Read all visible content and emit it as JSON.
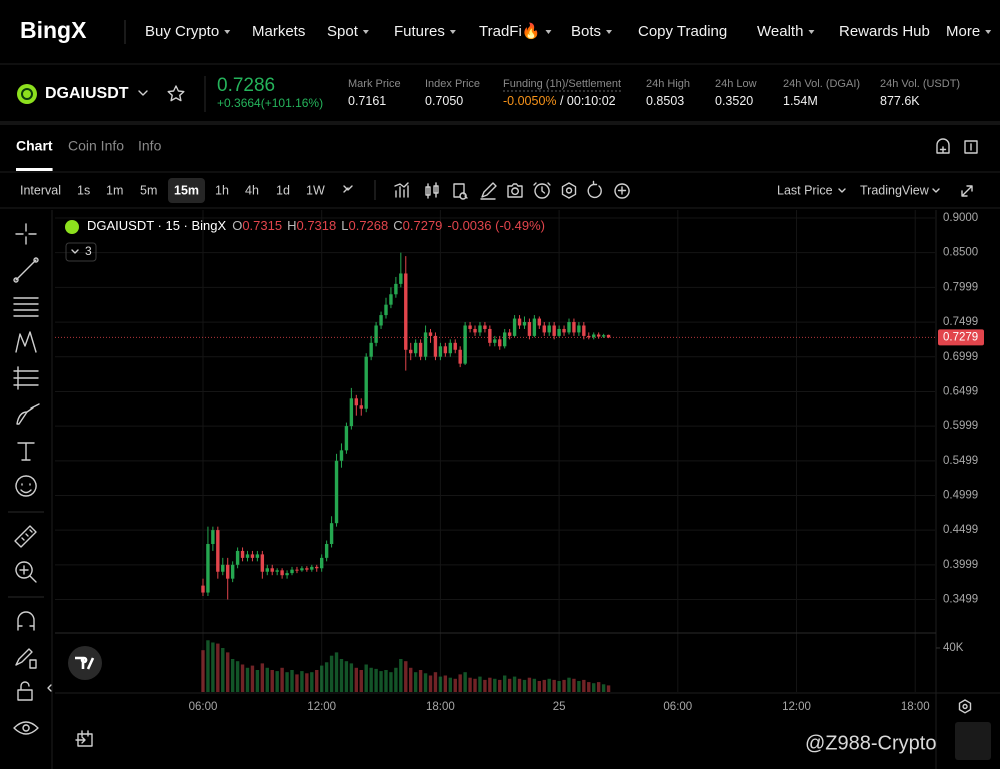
{
  "nav": {
    "logo": "BingX",
    "items": [
      {
        "label": "Buy Crypto",
        "menu": true
      },
      {
        "label": "Markets",
        "menu": false
      },
      {
        "label": "Spot",
        "menu": true
      },
      {
        "label": "Futures",
        "menu": true
      },
      {
        "label": "TradFi🔥",
        "menu": true
      },
      {
        "label": "Bots",
        "menu": true
      },
      {
        "label": "Copy Trading",
        "menu": false
      },
      {
        "label": "Wealth",
        "menu": true
      },
      {
        "label": "Rewards Hub",
        "menu": false
      },
      {
        "label": "More",
        "menu": true
      }
    ]
  },
  "ticker": {
    "symbol": "DGAIUSDT",
    "price": "0.7286",
    "change": "+0.3664(+101.16%)",
    "stats": [
      {
        "label": "Mark Price",
        "value": "0.7161"
      },
      {
        "label": "Index Price",
        "value": "0.7050"
      },
      {
        "label": "Funding (1h)/Settlement",
        "value": "-0.0050%",
        "extra": " / 00:10:02"
      },
      {
        "label": "24h High",
        "value": "0.8503"
      },
      {
        "label": "24h Low",
        "value": "0.3520"
      },
      {
        "label": "24h Vol. (DGAI)",
        "value": "1.54M"
      },
      {
        "label": "24h Vol. (USDT)",
        "value": "877.6K"
      }
    ]
  },
  "tabs": {
    "items": [
      "Chart",
      "Coin Info",
      "Info"
    ],
    "active": 0
  },
  "toolbar": {
    "interval_label": "Interval",
    "intervals": [
      "1s",
      "1m",
      "5m",
      "15m",
      "1h",
      "4h",
      "1d",
      "1W"
    ],
    "active": 3,
    "price_source": "Last Price",
    "view": "TradingView"
  },
  "watermark": "@Z988-Crypto",
  "chart_data": {
    "type": "candlestick",
    "legend": {
      "title": "DGAIUSDT · 15 · BingX",
      "ohlc": [
        {
          "label": "O",
          "value": "0.7315"
        },
        {
          "label": "H",
          "value": "0.7318"
        },
        {
          "label": "L",
          "value": "0.7268"
        },
        {
          "label": "C",
          "value": "0.7279"
        }
      ],
      "change": "-0.0036 (-0.49%)",
      "indicators": "3"
    },
    "x": [
      6,
      6.25,
      6.5,
      6.75,
      7,
      7.25,
      7.5,
      7.75,
      8,
      8.25,
      8.5,
      8.75,
      9,
      9.25,
      9.5,
      9.75,
      10,
      10.25,
      10.5,
      10.75,
      11,
      11.25,
      11.5,
      11.75,
      12,
      12.25,
      12.5,
      12.75,
      13,
      13.25,
      13.5,
      13.75,
      14,
      14.25,
      14.5,
      14.75,
      15,
      15.25,
      15.5,
      15.75,
      16,
      16.25,
      16.5,
      16.75,
      17,
      17.25,
      17.5,
      17.75,
      18,
      18.25,
      18.5,
      18.75,
      19,
      19.25,
      19.5,
      19.75,
      20,
      20.25,
      20.5,
      20.75,
      21,
      21.25,
      21.5,
      21.75,
      22,
      22.25,
      22.5,
      22.75,
      23,
      23.25,
      23.5,
      23.75,
      24,
      24.25,
      24.5,
      24.75,
      25,
      25.25,
      25.5,
      25.75,
      26,
      26.25,
      26.5
    ],
    "open": [
      0.37,
      0.36,
      0.43,
      0.45,
      0.39,
      0.4,
      0.38,
      0.4,
      0.42,
      0.41,
      0.415,
      0.41,
      0.415,
      0.39,
      0.395,
      0.39,
      0.392,
      0.385,
      0.388,
      0.393,
      0.392,
      0.395,
      0.393,
      0.397,
      0.395,
      0.41,
      0.43,
      0.46,
      0.55,
      0.565,
      0.6,
      0.64,
      0.63,
      0.625,
      0.7,
      0.72,
      0.745,
      0.76,
      0.775,
      0.79,
      0.805,
      0.82,
      0.71,
      0.705,
      0.72,
      0.7,
      0.735,
      0.73,
      0.7,
      0.715,
      0.705,
      0.72,
      0.71,
      0.69,
      0.745,
      0.74,
      0.735,
      0.745,
      0.74,
      0.72,
      0.725,
      0.715,
      0.735,
      0.73,
      0.755,
      0.745,
      0.75,
      0.73,
      0.755,
      0.745,
      0.735,
      0.745,
      0.73,
      0.74,
      0.735,
      0.75,
      0.735,
      0.745,
      0.73,
      0.728,
      0.732,
      0.729,
      0.7315
    ],
    "high": [
      0.38,
      0.455,
      0.455,
      0.455,
      0.41,
      0.41,
      0.405,
      0.425,
      0.425,
      0.42,
      0.42,
      0.42,
      0.42,
      0.4,
      0.4,
      0.395,
      0.395,
      0.392,
      0.397,
      0.397,
      0.398,
      0.398,
      0.4,
      0.4,
      0.415,
      0.435,
      0.47,
      0.56,
      0.575,
      0.605,
      0.655,
      0.645,
      0.64,
      0.705,
      0.73,
      0.75,
      0.765,
      0.785,
      0.8,
      0.815,
      0.85,
      0.845,
      0.72,
      0.725,
      0.725,
      0.745,
      0.74,
      0.735,
      0.72,
      0.72,
      0.725,
      0.725,
      0.715,
      0.75,
      0.75,
      0.745,
      0.75,
      0.75,
      0.745,
      0.73,
      0.73,
      0.74,
      0.74,
      0.76,
      0.76,
      0.758,
      0.755,
      0.76,
      0.758,
      0.75,
      0.75,
      0.75,
      0.745,
      0.745,
      0.755,
      0.755,
      0.75,
      0.75,
      0.735,
      0.735,
      0.735,
      0.733,
      0.7318
    ],
    "low": [
      0.355,
      0.355,
      0.42,
      0.38,
      0.385,
      0.35,
      0.375,
      0.395,
      0.405,
      0.405,
      0.405,
      0.405,
      0.38,
      0.385,
      0.385,
      0.385,
      0.38,
      0.38,
      0.385,
      0.388,
      0.39,
      0.39,
      0.39,
      0.39,
      0.39,
      0.405,
      0.425,
      0.455,
      0.54,
      0.56,
      0.595,
      0.615,
      0.615,
      0.62,
      0.695,
      0.715,
      0.74,
      0.755,
      0.77,
      0.785,
      0.8,
      0.68,
      0.695,
      0.7,
      0.695,
      0.695,
      0.72,
      0.695,
      0.695,
      0.7,
      0.7,
      0.705,
      0.685,
      0.688,
      0.735,
      0.73,
      0.73,
      0.735,
      0.715,
      0.715,
      0.71,
      0.712,
      0.725,
      0.728,
      0.74,
      0.74,
      0.725,
      0.728,
      0.74,
      0.73,
      0.73,
      0.725,
      0.728,
      0.73,
      0.732,
      0.73,
      0.73,
      0.725,
      0.725,
      0.725,
      0.726,
      0.727,
      0.7268
    ],
    "close": [
      0.36,
      0.43,
      0.45,
      0.39,
      0.4,
      0.38,
      0.4,
      0.42,
      0.41,
      0.415,
      0.41,
      0.415,
      0.39,
      0.395,
      0.39,
      0.392,
      0.385,
      0.388,
      0.393,
      0.392,
      0.395,
      0.393,
      0.397,
      0.395,
      0.41,
      0.43,
      0.46,
      0.55,
      0.565,
      0.6,
      0.64,
      0.63,
      0.625,
      0.7,
      0.72,
      0.745,
      0.76,
      0.775,
      0.79,
      0.805,
      0.82,
      0.71,
      0.705,
      0.72,
      0.7,
      0.735,
      0.73,
      0.7,
      0.715,
      0.705,
      0.72,
      0.71,
      0.69,
      0.745,
      0.74,
      0.735,
      0.745,
      0.74,
      0.72,
      0.725,
      0.715,
      0.735,
      0.73,
      0.755,
      0.745,
      0.75,
      0.73,
      0.755,
      0.745,
      0.735,
      0.745,
      0.73,
      0.74,
      0.735,
      0.75,
      0.735,
      0.745,
      0.73,
      0.728,
      0.732,
      0.729,
      0.731,
      0.7279
    ],
    "volume": [
      38000,
      47000,
      45000,
      44000,
      40000,
      36000,
      30000,
      28000,
      25000,
      22000,
      24000,
      20000,
      26000,
      22000,
      20000,
      19000,
      22000,
      18000,
      20000,
      16000,
      19000,
      17000,
      18000,
      20000,
      24000,
      27000,
      33000,
      36000,
      30000,
      28000,
      26000,
      22000,
      20000,
      25000,
      22000,
      21000,
      19000,
      20000,
      18000,
      22000,
      30000,
      28000,
      22000,
      18000,
      20000,
      17000,
      15000,
      18000,
      14000,
      15000,
      13000,
      12000,
      16000,
      18000,
      13000,
      12000,
      14000,
      11000,
      13000,
      12000,
      11000,
      15000,
      12000,
      14000,
      12000,
      11000,
      13000,
      12000,
      10000,
      11000,
      12000,
      11000,
      10000,
      11000,
      13000,
      12000,
      10000,
      11000,
      9000,
      8000,
      9000,
      7000,
      6000
    ],
    "up_color": "#25a750",
    "down_color": "#e2454c",
    "xlim": [
      -1.48,
      43.0
    ],
    "xticks": [
      {
        "value": 6,
        "label": "06:00"
      },
      {
        "value": 12,
        "label": "12:00"
      },
      {
        "value": 18,
        "label": "18:00"
      },
      {
        "value": 24,
        "label": "25"
      },
      {
        "value": 30,
        "label": "06:00"
      },
      {
        "value": 36,
        "label": "12:00"
      },
      {
        "value": 42,
        "label": "18:00"
      }
    ],
    "ylim": [
      0.306,
      0.9115
    ],
    "yticks": [
      {
        "value": 0.9,
        "label": "0.9000"
      },
      {
        "value": 0.85,
        "label": "0.8500"
      },
      {
        "value": 0.7999,
        "label": "0.7999"
      },
      {
        "value": 0.7499,
        "label": "0.7499"
      },
      {
        "value": 0.6999,
        "label": "0.6999"
      },
      {
        "value": 0.6499,
        "label": "0.6499"
      },
      {
        "value": 0.5999,
        "label": "0.5999"
      },
      {
        "value": 0.5499,
        "label": "0.5499"
      },
      {
        "value": 0.4999,
        "label": "0.4999"
      },
      {
        "value": 0.4499,
        "label": "0.4499"
      },
      {
        "value": 0.3999,
        "label": "0.3999"
      },
      {
        "value": 0.3499,
        "label": "0.3499"
      }
    ],
    "vlim": [
      0,
      51800
    ],
    "vticks": [
      {
        "value": 40000,
        "label": "40K"
      }
    ],
    "last_price": {
      "value": 0.7279,
      "label": "0.7279"
    },
    "grid": true
  }
}
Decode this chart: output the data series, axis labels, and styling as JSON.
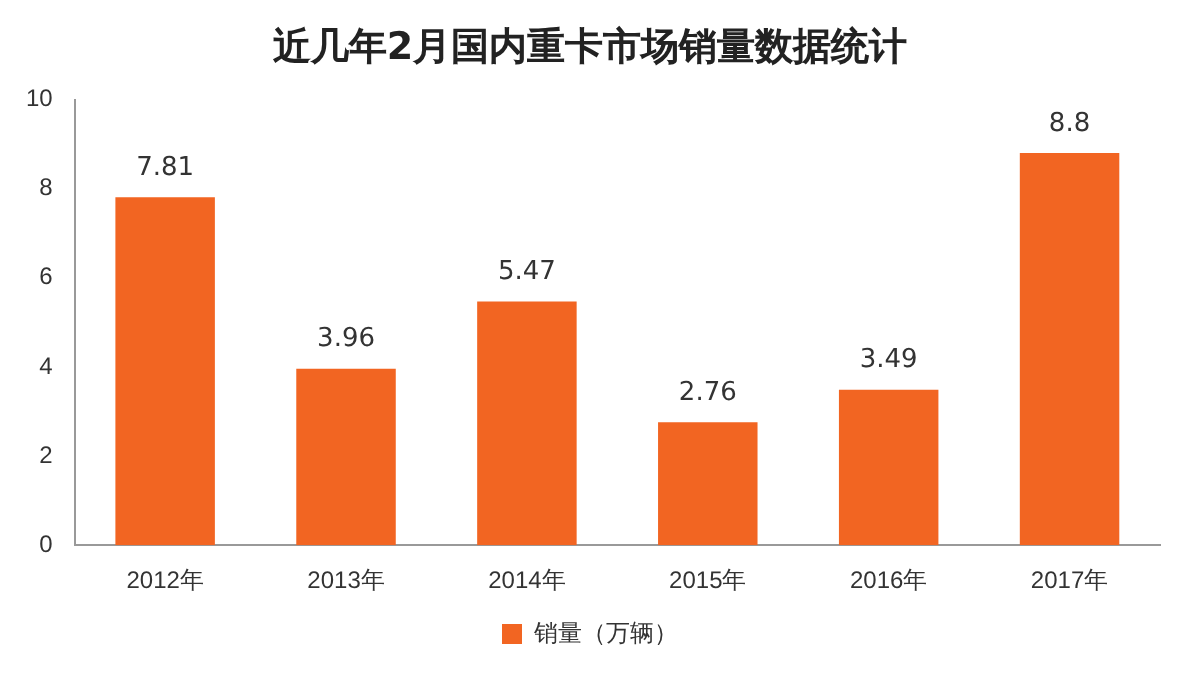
{
  "chart_data": {
    "type": "bar",
    "title": "近几年2月国内重卡市场销量数据统计",
    "categories": [
      "2012年",
      "2013年",
      "2014年",
      "2015年",
      "2016年",
      "2017年"
    ],
    "series": [
      {
        "name": "销量（万辆）",
        "color": "#f26522",
        "values": [
          7.81,
          3.96,
          5.47,
          2.76,
          3.49,
          8.8
        ]
      }
    ],
    "ylim": [
      0,
      10
    ],
    "yticks": [
      0,
      2,
      4,
      6,
      8,
      10
    ],
    "grid": false,
    "legend": "bottom",
    "data_labels": true
  }
}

*What is being asked*
Return every line above that contains the word "JSON".

*Solution to this exercise*
Read all visible content and emit it as JSON.
Decode this chart: output the data series, axis labels, and styling as JSON.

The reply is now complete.